Data entries
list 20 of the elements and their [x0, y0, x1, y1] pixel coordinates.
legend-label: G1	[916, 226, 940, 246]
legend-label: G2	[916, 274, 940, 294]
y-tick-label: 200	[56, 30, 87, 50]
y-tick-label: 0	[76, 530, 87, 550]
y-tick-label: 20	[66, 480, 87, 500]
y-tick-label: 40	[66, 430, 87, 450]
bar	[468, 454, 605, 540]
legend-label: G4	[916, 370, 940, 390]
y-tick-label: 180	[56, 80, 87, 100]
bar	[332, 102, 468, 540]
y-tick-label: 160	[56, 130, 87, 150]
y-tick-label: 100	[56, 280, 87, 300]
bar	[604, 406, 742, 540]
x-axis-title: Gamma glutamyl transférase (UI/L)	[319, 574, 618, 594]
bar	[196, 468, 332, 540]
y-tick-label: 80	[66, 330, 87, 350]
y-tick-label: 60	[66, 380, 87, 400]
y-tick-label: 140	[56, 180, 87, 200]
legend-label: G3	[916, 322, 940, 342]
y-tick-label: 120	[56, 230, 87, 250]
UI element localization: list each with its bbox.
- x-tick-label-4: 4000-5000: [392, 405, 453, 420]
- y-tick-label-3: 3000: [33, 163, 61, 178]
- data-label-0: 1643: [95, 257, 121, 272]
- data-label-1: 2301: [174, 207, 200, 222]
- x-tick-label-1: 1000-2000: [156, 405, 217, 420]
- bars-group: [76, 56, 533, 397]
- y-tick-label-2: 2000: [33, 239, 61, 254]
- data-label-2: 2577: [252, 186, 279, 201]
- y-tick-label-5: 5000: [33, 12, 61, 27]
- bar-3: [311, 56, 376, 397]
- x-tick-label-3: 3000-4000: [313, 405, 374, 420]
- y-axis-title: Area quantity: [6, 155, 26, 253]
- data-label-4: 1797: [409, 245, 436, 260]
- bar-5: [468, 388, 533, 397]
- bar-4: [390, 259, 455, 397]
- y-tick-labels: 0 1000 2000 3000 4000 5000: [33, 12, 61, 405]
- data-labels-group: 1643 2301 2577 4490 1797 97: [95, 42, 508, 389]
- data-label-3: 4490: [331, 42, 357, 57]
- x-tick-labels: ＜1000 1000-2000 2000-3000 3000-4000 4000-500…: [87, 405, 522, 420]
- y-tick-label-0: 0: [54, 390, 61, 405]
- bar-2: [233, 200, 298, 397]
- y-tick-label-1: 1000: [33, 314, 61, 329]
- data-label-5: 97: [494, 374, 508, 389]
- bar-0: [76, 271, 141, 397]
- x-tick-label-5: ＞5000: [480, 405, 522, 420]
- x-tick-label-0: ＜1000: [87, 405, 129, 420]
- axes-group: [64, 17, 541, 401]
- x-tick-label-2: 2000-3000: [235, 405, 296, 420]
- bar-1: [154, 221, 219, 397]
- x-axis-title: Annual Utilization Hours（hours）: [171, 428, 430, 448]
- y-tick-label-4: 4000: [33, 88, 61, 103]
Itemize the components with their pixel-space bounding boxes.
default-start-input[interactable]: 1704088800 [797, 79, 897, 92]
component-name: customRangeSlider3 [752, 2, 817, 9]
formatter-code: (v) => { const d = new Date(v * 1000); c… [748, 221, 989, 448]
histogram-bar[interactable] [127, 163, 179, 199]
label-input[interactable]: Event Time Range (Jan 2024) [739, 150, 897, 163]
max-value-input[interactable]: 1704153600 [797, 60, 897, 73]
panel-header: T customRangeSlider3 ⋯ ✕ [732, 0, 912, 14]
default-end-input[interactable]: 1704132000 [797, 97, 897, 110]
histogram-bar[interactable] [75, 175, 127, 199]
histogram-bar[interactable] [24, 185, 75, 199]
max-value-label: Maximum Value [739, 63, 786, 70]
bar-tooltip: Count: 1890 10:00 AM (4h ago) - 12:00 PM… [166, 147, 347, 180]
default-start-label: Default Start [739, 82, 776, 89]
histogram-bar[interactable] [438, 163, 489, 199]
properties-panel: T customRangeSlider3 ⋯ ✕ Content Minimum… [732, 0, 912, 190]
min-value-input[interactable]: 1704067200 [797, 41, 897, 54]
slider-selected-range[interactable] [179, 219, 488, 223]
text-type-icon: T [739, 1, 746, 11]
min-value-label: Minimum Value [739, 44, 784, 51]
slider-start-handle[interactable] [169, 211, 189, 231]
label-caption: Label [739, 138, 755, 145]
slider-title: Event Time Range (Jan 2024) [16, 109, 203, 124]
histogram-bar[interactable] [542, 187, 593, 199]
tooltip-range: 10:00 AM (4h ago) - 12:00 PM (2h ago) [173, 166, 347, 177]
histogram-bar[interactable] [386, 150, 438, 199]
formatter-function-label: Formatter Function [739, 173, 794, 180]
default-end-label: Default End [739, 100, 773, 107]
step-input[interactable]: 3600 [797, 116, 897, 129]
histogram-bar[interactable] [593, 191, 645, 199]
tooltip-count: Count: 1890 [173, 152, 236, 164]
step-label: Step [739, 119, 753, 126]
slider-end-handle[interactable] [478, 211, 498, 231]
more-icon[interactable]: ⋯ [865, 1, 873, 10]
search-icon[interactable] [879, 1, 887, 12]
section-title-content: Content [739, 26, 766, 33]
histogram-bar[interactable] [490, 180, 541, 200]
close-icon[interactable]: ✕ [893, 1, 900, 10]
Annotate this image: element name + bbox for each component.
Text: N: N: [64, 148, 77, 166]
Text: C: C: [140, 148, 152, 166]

Work to do
Retype all of the lines above exactly, with nothing changed.

Task answer
list 20 of the elements and their [x0, y0, x1, y1] pixel coordinates.
legend-label: G1	[916, 226, 940, 246]
legend-label: G2	[916, 274, 940, 294]
y-tick-label: 200	[56, 30, 87, 50]
y-tick-label: 0	[76, 530, 87, 550]
y-tick-label: 20	[66, 480, 87, 500]
y-tick-label: 40	[66, 430, 87, 450]
bar	[468, 454, 605, 540]
legend-label: G4	[916, 370, 940, 390]
y-tick-label: 180	[56, 80, 87, 100]
bar	[332, 102, 468, 540]
y-tick-label: 160	[56, 130, 87, 150]
y-tick-label: 100	[56, 280, 87, 300]
bar	[604, 406, 742, 540]
x-axis-title: Gamma glutamyl transférase (UI/L)	[319, 574, 618, 594]
bar	[196, 468, 332, 540]
y-tick-label: 80	[66, 330, 87, 350]
y-tick-label: 60	[66, 380, 87, 400]
y-tick-label: 140	[56, 180, 87, 200]
legend-label: G3	[916, 322, 940, 342]
y-tick-label: 120	[56, 230, 87, 250]
UI element localization: list each with its bbox.
- x-tick-label-4: 4000-5000: [392, 405, 453, 420]
- y-tick-label-3: 3000: [33, 163, 61, 178]
- data-label-0: 1643: [95, 257, 121, 272]
- data-label-1: 2301: [174, 207, 200, 222]
- x-tick-label-1: 1000-2000: [156, 405, 217, 420]
- bars-group: [76, 56, 533, 397]
- y-tick-label-2: 2000: [33, 239, 61, 254]
- data-label-2: 2577: [252, 186, 279, 201]
- y-tick-label-5: 5000: [33, 12, 61, 27]
- bar-3: [311, 56, 376, 397]
- x-tick-label-3: 3000-4000: [313, 405, 374, 420]
- y-axis-title: Area quantity: [6, 155, 26, 253]
- data-label-4: 1797: [409, 245, 436, 260]
- bar-5: [468, 388, 533, 397]
- bar-4: [390, 259, 455, 397]
- y-tick-labels: 0 1000 2000 3000 4000 5000: [33, 12, 61, 405]
- data-labels-group: 1643 2301 2577 4490 1797 97: [95, 42, 508, 389]
- data-label-3: 4490: [331, 42, 357, 57]
- x-tick-labels: ＜1000 1000-2000 2000-3000 3000-4000 4000-500…: [87, 405, 522, 420]
- y-tick-label-0: 0: [54, 390, 61, 405]
- bar-2: [233, 200, 298, 397]
- y-tick-label-1: 1000: [33, 314, 61, 329]
- data-label-5: 97: [494, 374, 508, 389]
- bar-0: [76, 271, 141, 397]
- x-tick-label-5: ＞5000: [480, 405, 522, 420]
- x-tick-label-0: ＜1000: [87, 405, 129, 420]
- axes-group: [64, 17, 541, 401]
- x-tick-label-2: 2000-3000: [235, 405, 296, 420]
- bar-1: [154, 221, 219, 397]
- x-axis-title: Annual Utilization Hours（hours）: [171, 428, 430, 448]
- y-tick-label-4: 4000: [33, 88, 61, 103]
Itemize the components with their pixel-space bounding boxes.
default-start-input[interactable]: 1704088800 [797, 79, 897, 92]
component-name: customRangeSlider3 [752, 2, 817, 9]
formatter-code: (v) => { const d = new Date(v * 1000); c… [748, 221, 989, 448]
histogram-bar[interactable] [127, 163, 179, 199]
label-input[interactable]: Event Time Range (Jan 2024) [739, 150, 897, 163]
max-value-input[interactable]: 1704153600 [797, 60, 897, 73]
panel-header: T customRangeSlider3 ⋯ ✕ [732, 0, 912, 14]
default-end-input[interactable]: 1704132000 [797, 97, 897, 110]
histogram-bar[interactable] [75, 175, 127, 199]
histogram-bar[interactable] [24, 185, 75, 199]
max-value-label: Maximum Value [739, 63, 786, 70]
bar-tooltip: Count: 1890 10:00 AM (4h ago) - 12:00 PM… [166, 147, 347, 180]
default-start-label: Default Start [739, 82, 776, 89]
histogram-bar[interactable] [438, 163, 489, 199]
properties-panel: T customRangeSlider3 ⋯ ✕ Content Minimum… [732, 0, 912, 190]
min-value-input[interactable]: 1704067200 [797, 41, 897, 54]
slider-selected-range[interactable] [179, 219, 488, 223]
text-type-icon: T [739, 1, 746, 11]
min-value-label: Minimum Value [739, 44, 784, 51]
slider-start-handle[interactable] [169, 211, 189, 231]
label-caption: Label [739, 138, 755, 145]
slider-title: Event Time Range (Jan 2024) [16, 109, 203, 124]
histogram-bar[interactable] [542, 187, 593, 199]
tooltip-range: 10:00 AM (4h ago) - 12:00 PM (2h ago) [173, 166, 347, 177]
histogram-bar[interactable] [386, 150, 438, 199]
formatter-function-label: Formatter Function [739, 173, 794, 180]
default-end-label: Default End [739, 100, 773, 107]
step-input[interactable]: 3600 [797, 116, 897, 129]
histogram-bar[interactable] [593, 191, 645, 199]
tooltip-count: Count: 1890 [173, 152, 236, 164]
step-label: Step [739, 119, 753, 126]
slider-end-handle[interactable] [478, 211, 498, 231]
more-icon[interactable]: ⋯ [865, 1, 873, 10]
search-icon[interactable] [879, 1, 887, 12]
section-title-content: Content [739, 26, 766, 33]
histogram-bar[interactable] [490, 180, 541, 200]
close-icon[interactable]: ✕ [893, 1, 900, 10]
Annotate this image: element name + bbox for each component.
Text: N: N: [64, 148, 77, 166]
Text: C: C: [140, 148, 152, 166]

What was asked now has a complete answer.